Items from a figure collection
________

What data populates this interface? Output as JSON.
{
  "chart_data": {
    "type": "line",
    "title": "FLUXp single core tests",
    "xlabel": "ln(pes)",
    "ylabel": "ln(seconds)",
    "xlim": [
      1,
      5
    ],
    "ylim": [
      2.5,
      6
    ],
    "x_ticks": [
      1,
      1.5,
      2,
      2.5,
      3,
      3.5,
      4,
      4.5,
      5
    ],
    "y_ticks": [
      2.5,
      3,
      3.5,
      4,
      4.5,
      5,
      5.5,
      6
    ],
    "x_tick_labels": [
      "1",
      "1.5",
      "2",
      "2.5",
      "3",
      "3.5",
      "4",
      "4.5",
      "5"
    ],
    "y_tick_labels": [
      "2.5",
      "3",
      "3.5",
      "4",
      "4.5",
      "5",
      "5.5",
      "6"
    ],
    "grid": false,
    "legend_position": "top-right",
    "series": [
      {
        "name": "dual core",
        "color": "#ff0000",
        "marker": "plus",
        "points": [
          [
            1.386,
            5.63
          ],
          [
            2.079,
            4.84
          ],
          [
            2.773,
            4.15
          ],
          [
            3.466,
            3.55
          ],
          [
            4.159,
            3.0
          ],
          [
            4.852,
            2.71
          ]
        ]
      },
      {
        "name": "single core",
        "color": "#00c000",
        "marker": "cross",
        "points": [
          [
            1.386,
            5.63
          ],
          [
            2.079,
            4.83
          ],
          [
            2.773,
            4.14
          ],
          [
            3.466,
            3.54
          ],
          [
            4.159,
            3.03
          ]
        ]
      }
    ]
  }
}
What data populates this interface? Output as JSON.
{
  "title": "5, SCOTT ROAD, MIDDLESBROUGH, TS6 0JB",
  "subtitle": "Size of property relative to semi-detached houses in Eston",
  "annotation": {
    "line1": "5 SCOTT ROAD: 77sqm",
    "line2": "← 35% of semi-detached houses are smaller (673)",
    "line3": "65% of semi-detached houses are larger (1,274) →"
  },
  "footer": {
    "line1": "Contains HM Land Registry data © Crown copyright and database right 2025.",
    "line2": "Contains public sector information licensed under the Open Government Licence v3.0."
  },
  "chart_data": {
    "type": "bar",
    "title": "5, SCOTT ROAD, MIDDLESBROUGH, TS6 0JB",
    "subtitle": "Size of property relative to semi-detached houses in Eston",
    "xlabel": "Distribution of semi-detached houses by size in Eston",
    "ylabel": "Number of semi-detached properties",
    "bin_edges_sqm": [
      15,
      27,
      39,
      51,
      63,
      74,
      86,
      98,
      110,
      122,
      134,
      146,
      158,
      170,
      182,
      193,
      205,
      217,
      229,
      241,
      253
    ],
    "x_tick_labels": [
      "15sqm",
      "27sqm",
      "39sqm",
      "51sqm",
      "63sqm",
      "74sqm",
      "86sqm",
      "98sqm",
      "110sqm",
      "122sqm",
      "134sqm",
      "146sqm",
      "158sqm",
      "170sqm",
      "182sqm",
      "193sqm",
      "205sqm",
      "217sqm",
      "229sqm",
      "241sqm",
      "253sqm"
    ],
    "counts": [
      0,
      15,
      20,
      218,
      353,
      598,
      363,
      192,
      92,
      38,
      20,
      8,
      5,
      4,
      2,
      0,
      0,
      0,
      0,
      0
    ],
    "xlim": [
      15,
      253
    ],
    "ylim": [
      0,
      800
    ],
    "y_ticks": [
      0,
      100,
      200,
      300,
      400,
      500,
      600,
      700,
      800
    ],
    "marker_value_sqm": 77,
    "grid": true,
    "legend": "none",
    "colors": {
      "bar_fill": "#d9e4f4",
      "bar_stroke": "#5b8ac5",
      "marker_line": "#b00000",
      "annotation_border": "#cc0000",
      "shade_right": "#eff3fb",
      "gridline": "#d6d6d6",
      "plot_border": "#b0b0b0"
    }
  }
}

________

▶ **WORK INSTRUCTIONS**:
Reproduce the entries above in full, verbatim.

▶ **EXPECTED ANSWER**:
What data populates this interface? Output as JSON.
{
  "chart_data": {
    "type": "line",
    "title": "FLUXp single core tests",
    "xlabel": "ln(pes)",
    "ylabel": "ln(seconds)",
    "xlim": [
      1,
      5
    ],
    "ylim": [
      2.5,
      6
    ],
    "x_ticks": [
      1,
      1.5,
      2,
      2.5,
      3,
      3.5,
      4,
      4.5,
      5
    ],
    "y_ticks": [
      2.5,
      3,
      3.5,
      4,
      4.5,
      5,
      5.5,
      6
    ],
    "x_tick_labels": [
      "1",
      "1.5",
      "2",
      "2.5",
      "3",
      "3.5",
      "4",
      "4.5",
      "5"
    ],
    "y_tick_labels": [
      "2.5",
      "3",
      "3.5",
      "4",
      "4.5",
      "5",
      "5.5",
      "6"
    ],
    "grid": false,
    "legend_position": "top-right",
    "series": [
      {
        "name": "dual core",
        "color": "#ff0000",
        "marker": "plus",
        "points": [
          [
            1.386,
            5.63
          ],
          [
            2.079,
            4.84
          ],
          [
            2.773,
            4.15
          ],
          [
            3.466,
            3.55
          ],
          [
            4.159,
            3.0
          ],
          [
            4.852,
            2.71
          ]
        ]
      },
      {
        "name": "single core",
        "color": "#00c000",
        "marker": "cross",
        "points": [
          [
            1.386,
            5.63
          ],
          [
            2.079,
            4.83
          ],
          [
            2.773,
            4.14
          ],
          [
            3.466,
            3.54
          ],
          [
            4.159,
            3.03
          ]
        ]
      }
    ]
  }
}
What data populates this interface? Output as JSON.
{
  "title": "5, SCOTT ROAD, MIDDLESBROUGH, TS6 0JB",
  "subtitle": "Size of property relative to semi-detached houses in Eston",
  "annotation": {
    "line1": "5 SCOTT ROAD: 77sqm",
    "line2": "← 35% of semi-detached houses are smaller (673)",
    "line3": "65% of semi-detached houses are larger (1,274) →"
  },
  "footer": {
    "line1": "Contains HM Land Registry data © Crown copyright and database right 2025.",
    "line2": "Contains public sector information licensed under the Open Government Licence v3.0."
  },
  "chart_data": {
    "type": "bar",
    "title": "5, SCOTT ROAD, MIDDLESBROUGH, TS6 0JB",
    "subtitle": "Size of property relative to semi-detached houses in Eston",
    "xlabel": "Distribution of semi-detached houses by size in Eston",
    "ylabel": "Number of semi-detached properties",
    "bin_edges_sqm": [
      15,
      27,
      39,
      51,
      63,
      74,
      86,
      98,
      110,
      122,
      134,
      146,
      158,
      170,
      182,
      193,
      205,
      217,
      229,
      241,
      253
    ],
    "x_tick_labels": [
      "15sqm",
      "27sqm",
      "39sqm",
      "51sqm",
      "63sqm",
      "74sqm",
      "86sqm",
      "98sqm",
      "110sqm",
      "122sqm",
      "134sqm",
      "146sqm",
      "158sqm",
      "170sqm",
      "182sqm",
      "193sqm",
      "205sqm",
      "217sqm",
      "229sqm",
      "241sqm",
      "253sqm"
    ],
    "counts": [
      0,
      15,
      20,
      218,
      353,
      598,
      363,
      192,
      92,
      38,
      20,
      8,
      5,
      4,
      2,
      0,
      0,
      0,
      0,
      0
    ],
    "xlim": [
      15,
      253
    ],
    "ylim": [
      0,
      800
    ],
    "y_ticks": [
      0,
      100,
      200,
      300,
      400,
      500,
      600,
      700,
      800
    ],
    "marker_value_sqm": 77,
    "grid": true,
    "legend": "none",
    "colors": {
      "bar_fill": "#d9e4f4",
      "bar_stroke": "#5b8ac5",
      "marker_line": "#b00000",
      "annotation_border": "#cc0000",
      "shade_right": "#eff3fb",
      "gridline": "#d6d6d6",
      "plot_border": "#b0b0b0"
    }
  }
}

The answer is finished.